**Problem statement**: Copy out the data below as written; omit any images.

━━ Excerpted records

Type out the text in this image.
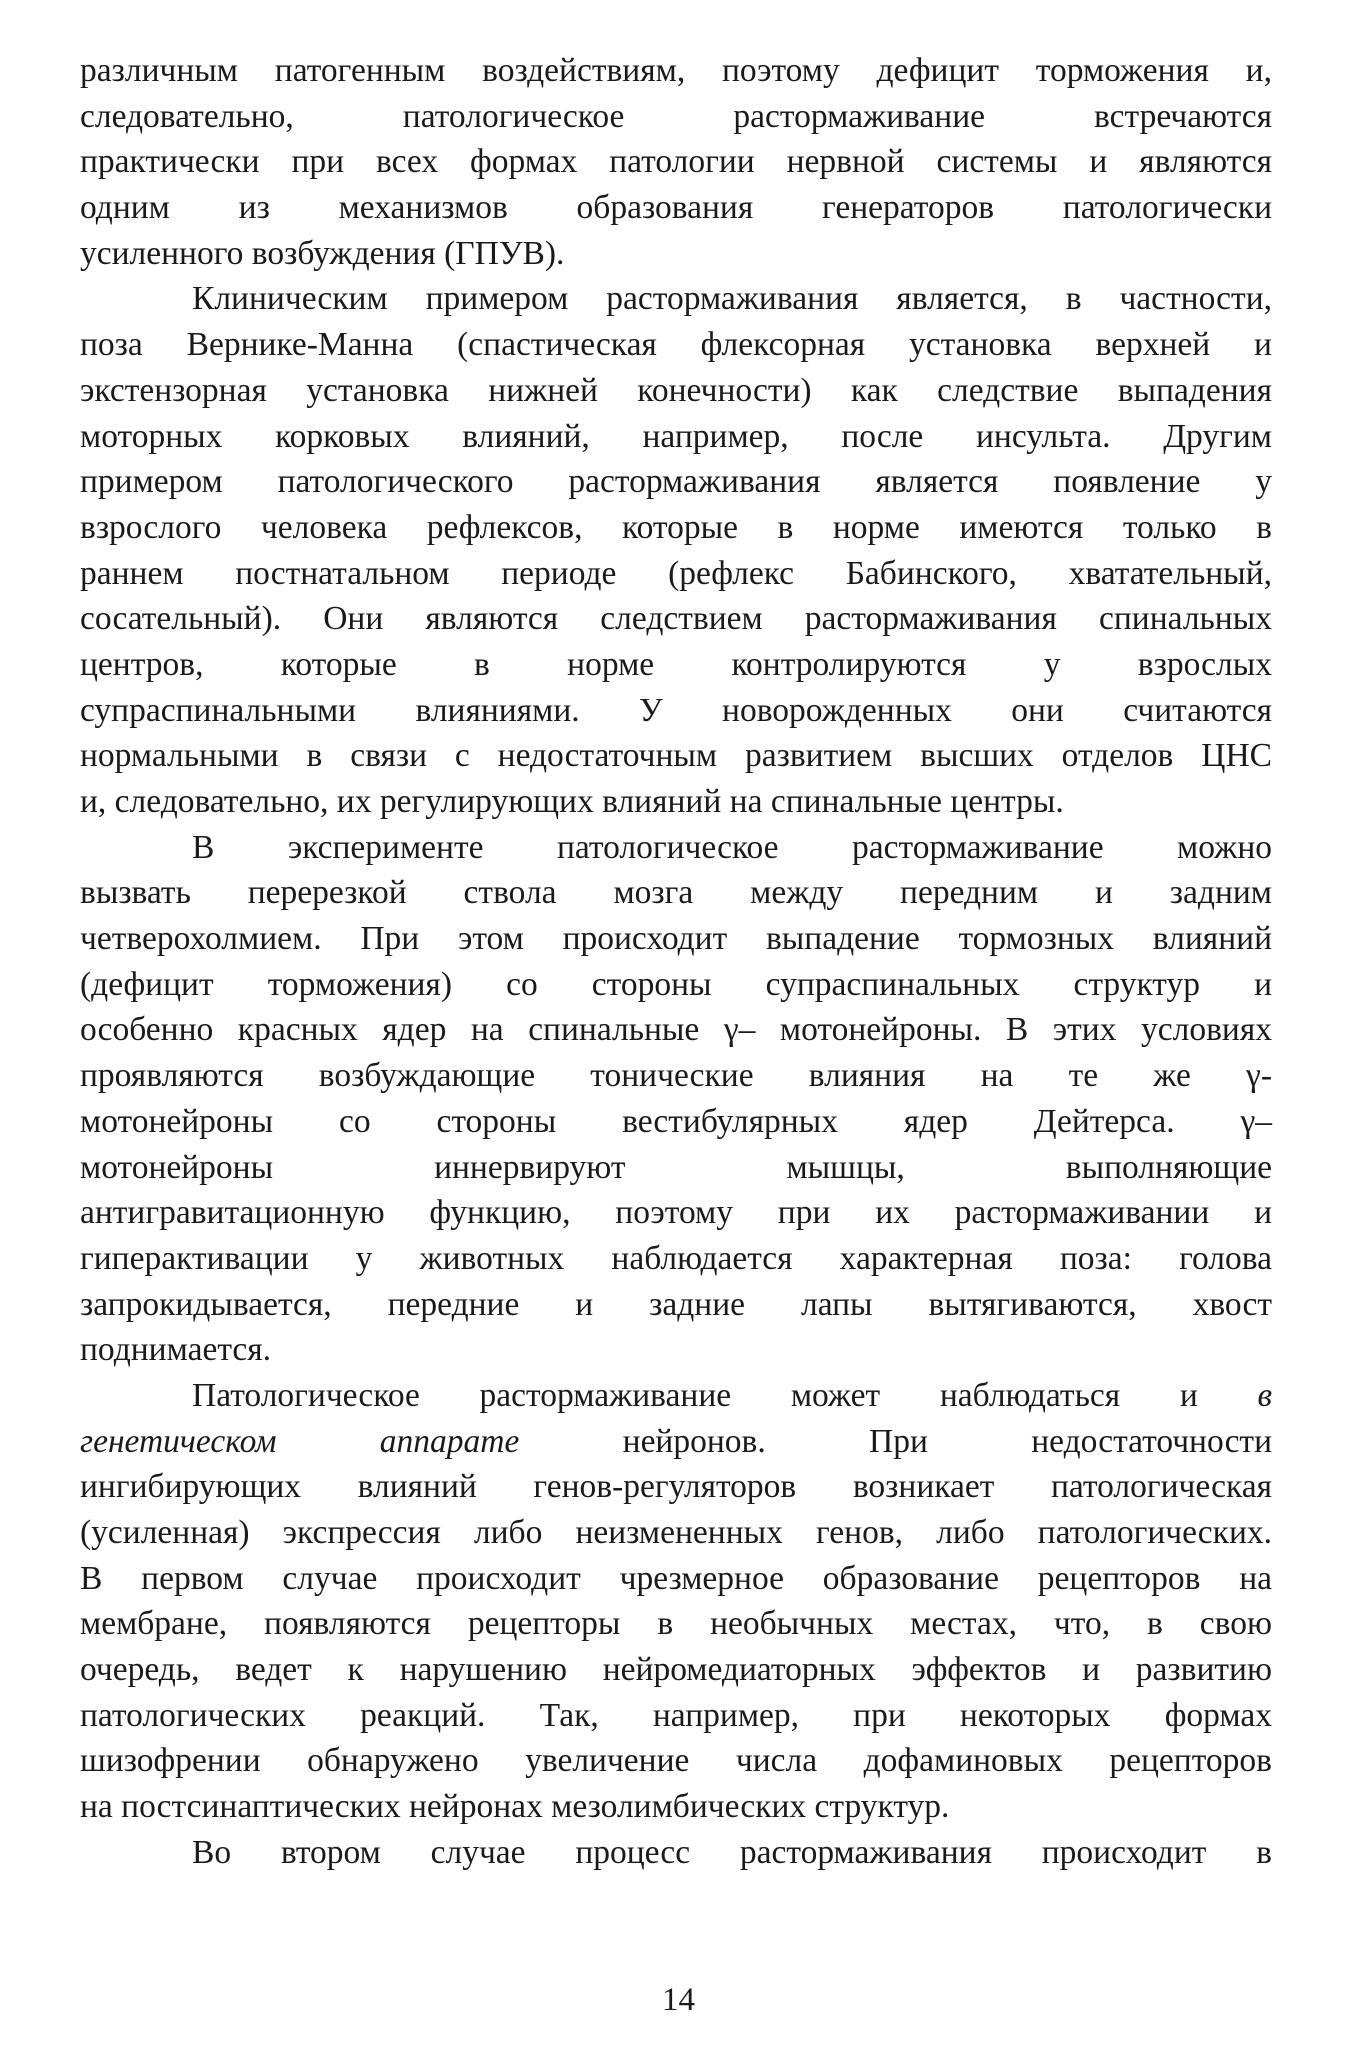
различным патогенным воздействиям, поэтому дефицит торможения и,
следовательно, патологическое растормаживание встречаются
практически при всех формах патологии нервной системы и являются
одним из механизмов образования генераторов патологически
усиленного возбуждения (ГПУВ).
Клиническим примером растормаживания является, в частности,
поза Вернике-Манна (спастическая флексорная установка верхней и
экстензорная установка нижней конечности) как следствие выпадения
моторных корковых влияний, например, после инсульта. Другим
примером патологического растормаживания является появление у
взрослого человека рефлексов, которые в норме имеются только в
раннем постнатальном периоде (рефлекс Бабинского, хватательный,
сосательный). Они являются следствием растормаживания спинальных
центров, которые в норме контролируются у взрослых
супраспинальными влияниями. У новорожденных они считаются
нормальными в связи с недостаточным развитием высших отделов ЦНС
и, следовательно, их регулирующих влияний на спинальные центры.
В эксперименте патологическое растормаживание можно
вызвать перерезкой ствола мозга между передним и задним
четверохолмием. При этом происходит выпадение тормозных влияний
(дефицит торможения) со стороны супраспинальных структур и
особенно красных ядер на спинальные γ– мотонейроны. В этих условиях
проявляются возбуждающие тонические влияния на те же γ-
мотонейроны со стороны вестибулярных ядер Дейтерса. γ–
мотонейроны иннервируют мышцы, выполняющие
антигравитационную функцию, поэтому при их растормаживании и
гиперактивации у животных наблюдается характерная поза: голова
запрокидывается, передние и задние лапы вытягиваются, хвост
поднимается.
Патологическое растормаживание может наблюдаться и в
генетическом аппарате	нейронов. При недостаточности
ингибирующих влияний генов-регуляторов возникает патологическая
(усиленная) экспрессия либо неизмененных генов, либо патологических.
В первом случае происходит чрезмерное образование рецепторов на
мембране, появляются рецепторы в необычных местах, что, в свою
очередь, ведет к нарушению нейромедиаторных эффектов и развитию
патологических реакций. Так, например, при некоторых формах
шизофрении обнаружено увеличение числа дофаминовых рецепторов
на постсинаптических нейронах мезолимбических структур.
Во втором случае процесс растормаживания происходит в
14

━━━━

**Solution for this task**:
Type out the text in this image.
различным патогенным воздействиям, поэтому дефицит торможения и,
следовательно, патологическое растормаживание встречаются
практически при всех формах патологии нервной системы и являются
одним из механизмов образования генераторов патологически
усиленного возбуждения (ГПУВ).
Клиническим примером растормаживания является, в частности,
поза Вернике-Манна (спастическая флексорная установка верхней и
экстензорная установка нижней конечности) как следствие выпадения
моторных корковых влияний, например, после инсульта. Другим
примером патологического растормаживания является появление у
взрослого человека рефлексов, которые в норме имеются только в
раннем постнатальном периоде (рефлекс Бабинского, хватательный,
сосательный). Они являются следствием растормаживания спинальных
центров, которые в норме контролируются у взрослых
супраспинальными влияниями. У новорожденных они считаются
нормальными в связи с недостаточным развитием высших отделов ЦНС
и, следовательно, их регулирующих влияний на спинальные центры.
В эксперименте патологическое растормаживание можно
вызвать перерезкой ствола мозга между передним и задним
четверохолмием. При этом происходит выпадение тормозных влияний
(дефицит торможения) со стороны супраспинальных структур и
особенно красных ядер на спинальные γ– мотонейроны. В этих условиях
проявляются возбуждающие тонические влияния на те же γ-
мотонейроны со стороны вестибулярных ядер Дейтерса. γ–
мотонейроны иннервируют мышцы, выполняющие
антигравитационную функцию, поэтому при их растормаживании и
гиперактивации у животных наблюдается характерная поза: голова
запрокидывается, передние и задние лапы вытягиваются, хвост
поднимается.
Патологическое растормаживание может наблюдаться и в
генетическом аппарате	нейронов. При недостаточности
ингибирующих влияний генов-регуляторов возникает патологическая
(усиленная) экспрессия либо неизмененных генов, либо патологических.
В первом случае происходит чрезмерное образование рецепторов на
мембране, появляются рецепторы в необычных местах, что, в свою
очередь, ведет к нарушению нейромедиаторных эффектов и развитию
патологических реакций. Так, например, при некоторых формах
шизофрении обнаружено увеличение числа дофаминовых рецепторов
на постсинаптических нейронах мезолимбических структур.
Во втором случае процесс растормаживания происходит в
14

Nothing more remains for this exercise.